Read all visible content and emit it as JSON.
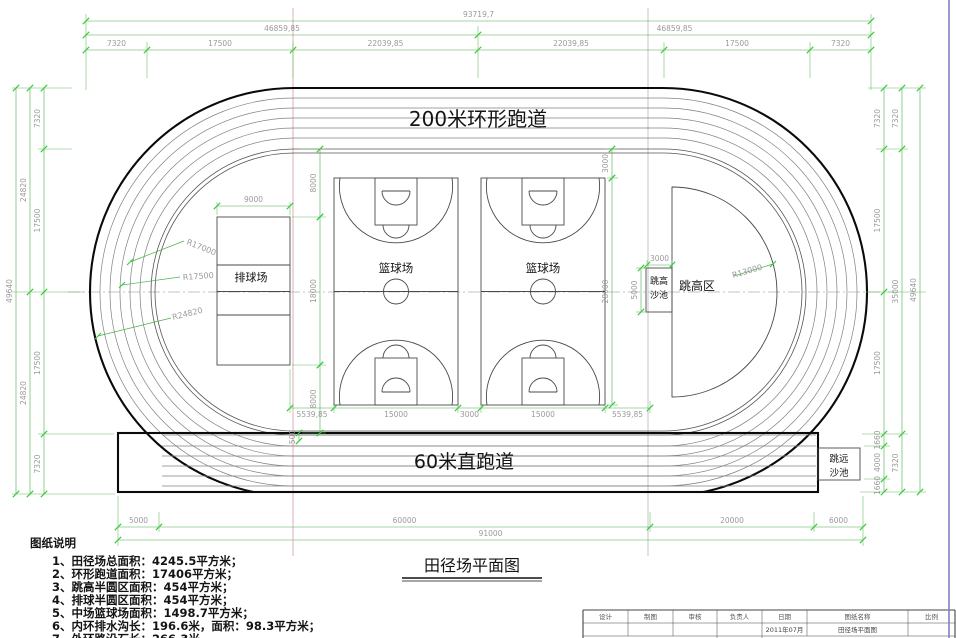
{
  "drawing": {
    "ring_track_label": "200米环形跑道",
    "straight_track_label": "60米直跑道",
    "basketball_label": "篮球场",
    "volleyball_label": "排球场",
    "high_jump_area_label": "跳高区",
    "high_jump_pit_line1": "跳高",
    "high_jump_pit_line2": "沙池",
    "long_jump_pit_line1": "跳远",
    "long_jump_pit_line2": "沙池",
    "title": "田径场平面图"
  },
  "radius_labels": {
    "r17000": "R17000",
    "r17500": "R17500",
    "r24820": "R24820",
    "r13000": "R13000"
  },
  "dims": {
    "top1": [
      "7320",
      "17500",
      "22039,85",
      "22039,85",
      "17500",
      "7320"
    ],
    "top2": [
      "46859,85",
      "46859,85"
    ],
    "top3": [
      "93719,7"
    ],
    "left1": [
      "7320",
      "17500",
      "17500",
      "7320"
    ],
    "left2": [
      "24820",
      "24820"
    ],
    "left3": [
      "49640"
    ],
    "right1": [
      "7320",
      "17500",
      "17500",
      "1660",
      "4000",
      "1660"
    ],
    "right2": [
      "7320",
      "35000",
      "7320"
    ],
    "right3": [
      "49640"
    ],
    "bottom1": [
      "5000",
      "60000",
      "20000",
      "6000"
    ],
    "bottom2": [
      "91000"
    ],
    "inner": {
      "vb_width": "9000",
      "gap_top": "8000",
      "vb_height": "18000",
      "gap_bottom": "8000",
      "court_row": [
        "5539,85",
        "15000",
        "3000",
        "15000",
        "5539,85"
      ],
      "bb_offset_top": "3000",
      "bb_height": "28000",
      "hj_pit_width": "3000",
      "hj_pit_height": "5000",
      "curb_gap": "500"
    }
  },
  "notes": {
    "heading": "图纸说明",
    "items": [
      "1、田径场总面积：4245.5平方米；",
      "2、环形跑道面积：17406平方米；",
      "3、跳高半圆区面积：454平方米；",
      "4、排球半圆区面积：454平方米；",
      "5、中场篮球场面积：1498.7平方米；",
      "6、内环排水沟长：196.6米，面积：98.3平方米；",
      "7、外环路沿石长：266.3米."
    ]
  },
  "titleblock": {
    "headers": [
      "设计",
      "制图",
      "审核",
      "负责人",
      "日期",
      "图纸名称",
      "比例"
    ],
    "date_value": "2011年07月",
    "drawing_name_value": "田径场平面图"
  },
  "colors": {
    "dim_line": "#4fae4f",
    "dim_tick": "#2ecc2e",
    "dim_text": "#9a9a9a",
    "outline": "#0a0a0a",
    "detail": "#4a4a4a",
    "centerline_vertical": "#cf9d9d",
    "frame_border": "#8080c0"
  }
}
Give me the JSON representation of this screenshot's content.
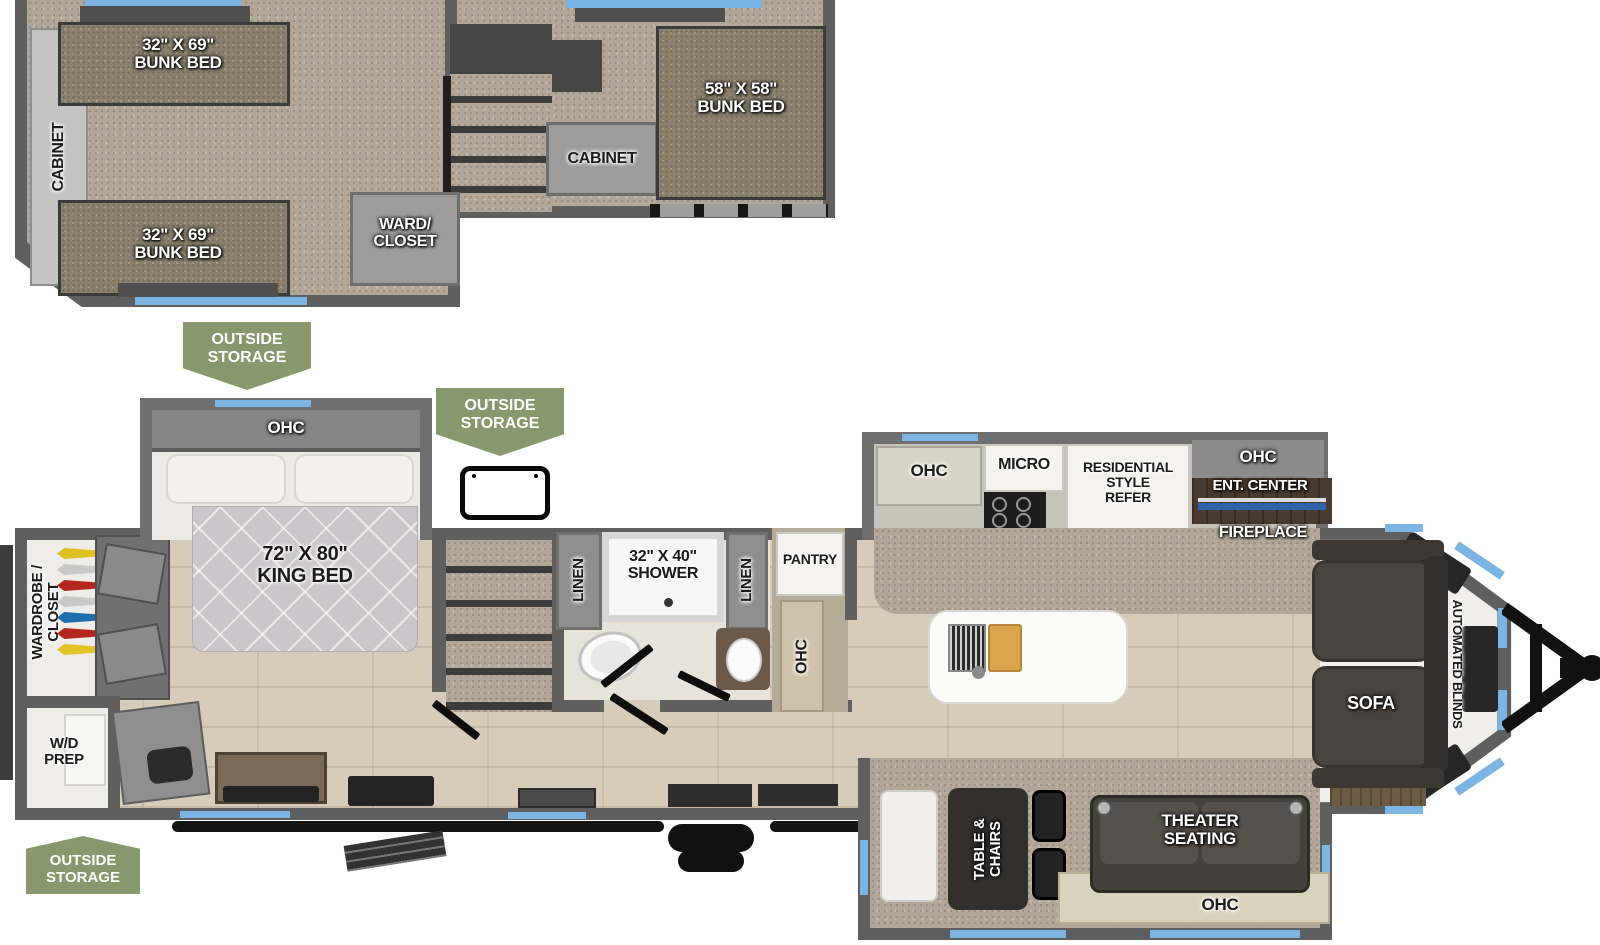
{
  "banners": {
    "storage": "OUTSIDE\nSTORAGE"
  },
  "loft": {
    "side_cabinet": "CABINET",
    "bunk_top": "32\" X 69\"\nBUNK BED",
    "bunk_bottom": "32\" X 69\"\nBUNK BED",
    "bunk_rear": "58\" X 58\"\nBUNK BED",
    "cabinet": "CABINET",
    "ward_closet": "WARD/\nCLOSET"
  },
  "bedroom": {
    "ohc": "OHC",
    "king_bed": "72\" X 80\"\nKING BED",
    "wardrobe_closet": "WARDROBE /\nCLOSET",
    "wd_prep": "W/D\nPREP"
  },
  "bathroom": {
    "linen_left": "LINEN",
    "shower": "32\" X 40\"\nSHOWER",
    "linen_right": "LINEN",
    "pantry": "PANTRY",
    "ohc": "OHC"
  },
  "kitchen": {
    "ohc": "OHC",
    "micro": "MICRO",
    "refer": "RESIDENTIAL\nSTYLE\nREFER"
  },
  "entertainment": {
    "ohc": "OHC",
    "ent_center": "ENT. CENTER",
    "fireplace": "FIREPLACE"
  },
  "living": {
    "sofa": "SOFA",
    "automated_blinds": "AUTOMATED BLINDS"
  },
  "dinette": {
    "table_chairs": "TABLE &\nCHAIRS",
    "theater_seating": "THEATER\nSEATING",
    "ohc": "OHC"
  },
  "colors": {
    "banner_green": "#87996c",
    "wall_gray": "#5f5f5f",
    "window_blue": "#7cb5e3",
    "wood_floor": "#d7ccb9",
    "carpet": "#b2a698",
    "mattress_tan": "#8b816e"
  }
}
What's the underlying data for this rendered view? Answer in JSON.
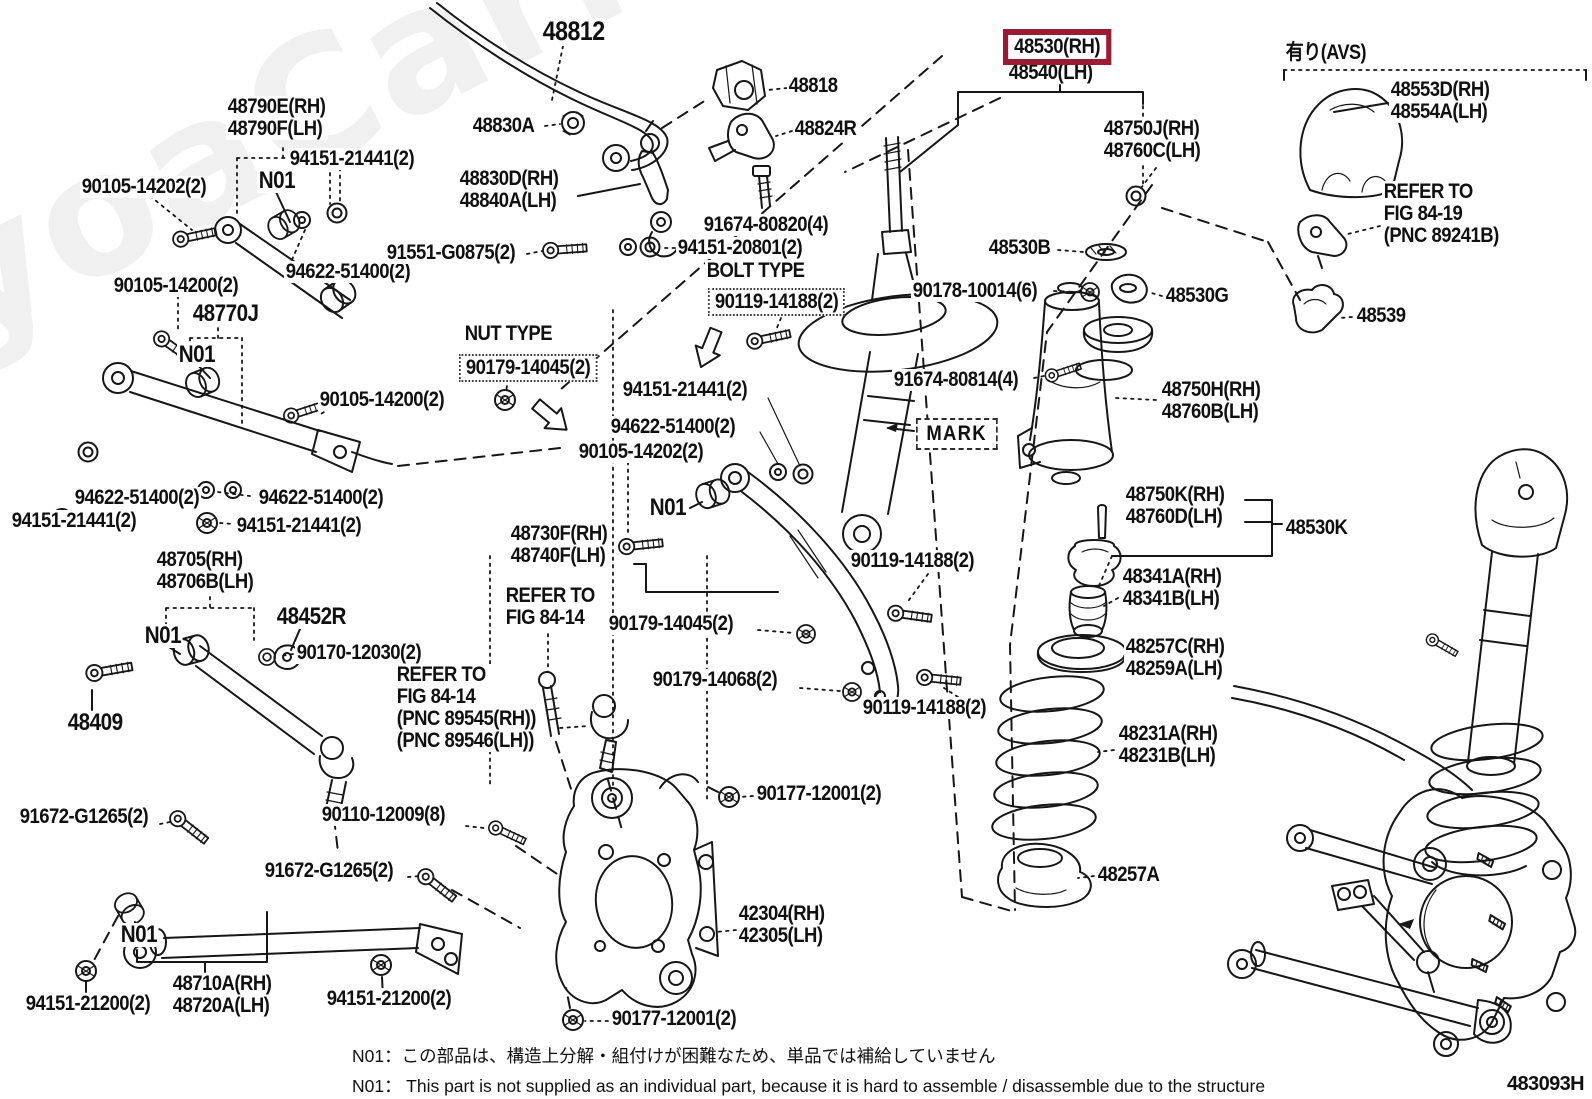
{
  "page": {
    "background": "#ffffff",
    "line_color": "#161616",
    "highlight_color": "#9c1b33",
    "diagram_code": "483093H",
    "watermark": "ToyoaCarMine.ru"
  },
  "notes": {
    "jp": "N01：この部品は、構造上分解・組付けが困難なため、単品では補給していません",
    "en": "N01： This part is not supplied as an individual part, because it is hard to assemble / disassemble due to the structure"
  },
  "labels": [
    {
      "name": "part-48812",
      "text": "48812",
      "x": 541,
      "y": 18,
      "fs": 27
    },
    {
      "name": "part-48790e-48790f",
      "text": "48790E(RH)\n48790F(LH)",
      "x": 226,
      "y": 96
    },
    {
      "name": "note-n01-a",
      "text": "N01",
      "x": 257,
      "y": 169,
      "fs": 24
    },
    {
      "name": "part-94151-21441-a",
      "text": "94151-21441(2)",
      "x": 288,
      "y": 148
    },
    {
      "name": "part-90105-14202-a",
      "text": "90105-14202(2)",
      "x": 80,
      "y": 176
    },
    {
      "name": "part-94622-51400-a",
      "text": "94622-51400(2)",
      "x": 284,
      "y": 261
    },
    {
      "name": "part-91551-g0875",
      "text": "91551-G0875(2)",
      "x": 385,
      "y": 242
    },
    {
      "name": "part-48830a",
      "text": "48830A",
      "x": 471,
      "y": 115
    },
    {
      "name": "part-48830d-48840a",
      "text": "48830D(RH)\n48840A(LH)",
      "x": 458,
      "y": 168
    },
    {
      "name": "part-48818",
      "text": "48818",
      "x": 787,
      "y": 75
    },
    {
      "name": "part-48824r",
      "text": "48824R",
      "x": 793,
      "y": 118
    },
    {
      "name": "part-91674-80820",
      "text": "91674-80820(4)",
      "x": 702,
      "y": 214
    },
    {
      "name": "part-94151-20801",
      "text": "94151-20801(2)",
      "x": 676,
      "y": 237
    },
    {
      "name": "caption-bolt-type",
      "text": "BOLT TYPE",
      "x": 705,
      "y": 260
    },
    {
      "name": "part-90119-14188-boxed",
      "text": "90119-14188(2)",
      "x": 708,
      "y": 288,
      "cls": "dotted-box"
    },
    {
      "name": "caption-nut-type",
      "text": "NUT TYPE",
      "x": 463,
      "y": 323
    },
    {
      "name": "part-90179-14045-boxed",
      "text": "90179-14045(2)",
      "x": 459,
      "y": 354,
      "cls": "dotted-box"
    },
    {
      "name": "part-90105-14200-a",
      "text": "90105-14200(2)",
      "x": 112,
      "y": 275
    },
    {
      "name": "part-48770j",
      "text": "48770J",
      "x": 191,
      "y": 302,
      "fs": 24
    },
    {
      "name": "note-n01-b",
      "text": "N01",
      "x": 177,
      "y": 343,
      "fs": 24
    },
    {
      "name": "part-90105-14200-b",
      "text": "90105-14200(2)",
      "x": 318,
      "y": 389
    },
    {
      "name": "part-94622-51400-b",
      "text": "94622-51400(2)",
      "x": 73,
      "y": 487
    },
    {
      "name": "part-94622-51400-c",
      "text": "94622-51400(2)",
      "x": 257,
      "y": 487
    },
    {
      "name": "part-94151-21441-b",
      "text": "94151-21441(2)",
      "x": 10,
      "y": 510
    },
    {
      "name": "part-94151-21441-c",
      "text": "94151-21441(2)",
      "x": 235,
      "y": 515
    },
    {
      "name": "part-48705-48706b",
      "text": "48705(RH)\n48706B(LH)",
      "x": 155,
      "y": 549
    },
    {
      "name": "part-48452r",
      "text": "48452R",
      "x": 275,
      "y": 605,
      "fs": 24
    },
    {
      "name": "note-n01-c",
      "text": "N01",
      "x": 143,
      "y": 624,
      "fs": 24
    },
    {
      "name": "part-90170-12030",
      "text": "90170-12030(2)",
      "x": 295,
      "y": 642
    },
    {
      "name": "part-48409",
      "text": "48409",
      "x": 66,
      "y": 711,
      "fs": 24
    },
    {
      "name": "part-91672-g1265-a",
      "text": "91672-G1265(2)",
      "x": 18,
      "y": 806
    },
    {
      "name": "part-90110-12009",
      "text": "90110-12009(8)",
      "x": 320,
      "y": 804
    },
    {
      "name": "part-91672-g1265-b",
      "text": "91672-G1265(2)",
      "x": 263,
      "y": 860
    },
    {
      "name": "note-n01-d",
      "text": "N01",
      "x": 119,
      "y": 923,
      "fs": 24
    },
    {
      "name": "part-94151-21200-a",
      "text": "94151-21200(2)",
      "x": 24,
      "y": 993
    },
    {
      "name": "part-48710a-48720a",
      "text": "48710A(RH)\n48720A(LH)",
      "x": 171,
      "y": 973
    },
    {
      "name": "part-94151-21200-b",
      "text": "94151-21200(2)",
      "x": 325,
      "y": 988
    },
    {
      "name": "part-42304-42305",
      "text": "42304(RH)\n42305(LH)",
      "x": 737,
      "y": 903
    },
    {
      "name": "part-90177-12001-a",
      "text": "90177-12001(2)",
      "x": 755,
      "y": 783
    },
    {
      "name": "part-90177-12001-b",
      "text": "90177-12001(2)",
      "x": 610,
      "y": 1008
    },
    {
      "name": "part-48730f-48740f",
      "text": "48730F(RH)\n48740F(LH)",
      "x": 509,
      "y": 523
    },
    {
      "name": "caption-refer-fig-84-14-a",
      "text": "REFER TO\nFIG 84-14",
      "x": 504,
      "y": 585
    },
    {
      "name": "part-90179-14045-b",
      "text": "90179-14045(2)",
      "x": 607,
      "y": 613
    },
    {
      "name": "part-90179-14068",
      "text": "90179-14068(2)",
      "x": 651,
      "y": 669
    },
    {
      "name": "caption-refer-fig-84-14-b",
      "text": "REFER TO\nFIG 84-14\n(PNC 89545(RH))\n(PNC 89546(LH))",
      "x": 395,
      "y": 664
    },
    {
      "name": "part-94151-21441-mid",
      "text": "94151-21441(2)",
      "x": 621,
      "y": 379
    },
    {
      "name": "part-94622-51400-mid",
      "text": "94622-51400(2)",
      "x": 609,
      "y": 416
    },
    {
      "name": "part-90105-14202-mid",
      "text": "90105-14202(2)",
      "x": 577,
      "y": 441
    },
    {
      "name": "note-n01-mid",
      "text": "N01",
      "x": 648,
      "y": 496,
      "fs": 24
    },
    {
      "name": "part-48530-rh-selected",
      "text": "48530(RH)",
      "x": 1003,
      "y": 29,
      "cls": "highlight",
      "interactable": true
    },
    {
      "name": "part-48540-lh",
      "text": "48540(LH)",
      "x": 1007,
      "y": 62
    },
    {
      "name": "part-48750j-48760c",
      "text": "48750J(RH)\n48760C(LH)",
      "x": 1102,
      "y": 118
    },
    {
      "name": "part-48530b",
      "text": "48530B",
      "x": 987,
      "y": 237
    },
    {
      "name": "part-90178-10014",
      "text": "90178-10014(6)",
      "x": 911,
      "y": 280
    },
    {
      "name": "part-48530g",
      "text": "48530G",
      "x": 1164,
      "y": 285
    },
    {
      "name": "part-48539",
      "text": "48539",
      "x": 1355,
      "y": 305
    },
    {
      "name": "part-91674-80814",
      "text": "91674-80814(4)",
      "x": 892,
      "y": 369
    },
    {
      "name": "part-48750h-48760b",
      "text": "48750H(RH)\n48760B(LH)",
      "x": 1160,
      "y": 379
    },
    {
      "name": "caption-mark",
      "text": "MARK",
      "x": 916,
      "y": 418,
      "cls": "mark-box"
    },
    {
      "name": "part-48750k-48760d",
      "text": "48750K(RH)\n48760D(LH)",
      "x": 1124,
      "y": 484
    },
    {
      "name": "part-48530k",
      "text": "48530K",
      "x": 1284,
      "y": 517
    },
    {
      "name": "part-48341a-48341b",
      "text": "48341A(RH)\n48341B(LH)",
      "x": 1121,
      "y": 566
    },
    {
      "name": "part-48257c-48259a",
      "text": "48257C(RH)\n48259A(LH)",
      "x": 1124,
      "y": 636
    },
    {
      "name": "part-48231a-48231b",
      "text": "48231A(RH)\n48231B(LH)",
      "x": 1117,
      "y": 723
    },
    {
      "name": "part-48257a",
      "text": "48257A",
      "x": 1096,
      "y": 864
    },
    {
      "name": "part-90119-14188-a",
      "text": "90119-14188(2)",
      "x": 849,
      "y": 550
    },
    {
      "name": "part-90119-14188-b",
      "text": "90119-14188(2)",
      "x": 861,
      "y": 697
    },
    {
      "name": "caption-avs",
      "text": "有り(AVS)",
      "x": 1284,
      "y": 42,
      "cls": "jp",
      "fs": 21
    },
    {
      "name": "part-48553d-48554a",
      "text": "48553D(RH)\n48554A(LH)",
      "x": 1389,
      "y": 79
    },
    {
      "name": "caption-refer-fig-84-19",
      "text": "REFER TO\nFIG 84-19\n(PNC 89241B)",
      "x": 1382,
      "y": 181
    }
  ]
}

══════

▶ [REQUIRED WORK]: Find every line above that contains the word "田径场平面图", and return each one.

▶ [TASK SOLUTION]:
    "title": "田径场平面图"
    "drawing_name_value": "田径场平面图"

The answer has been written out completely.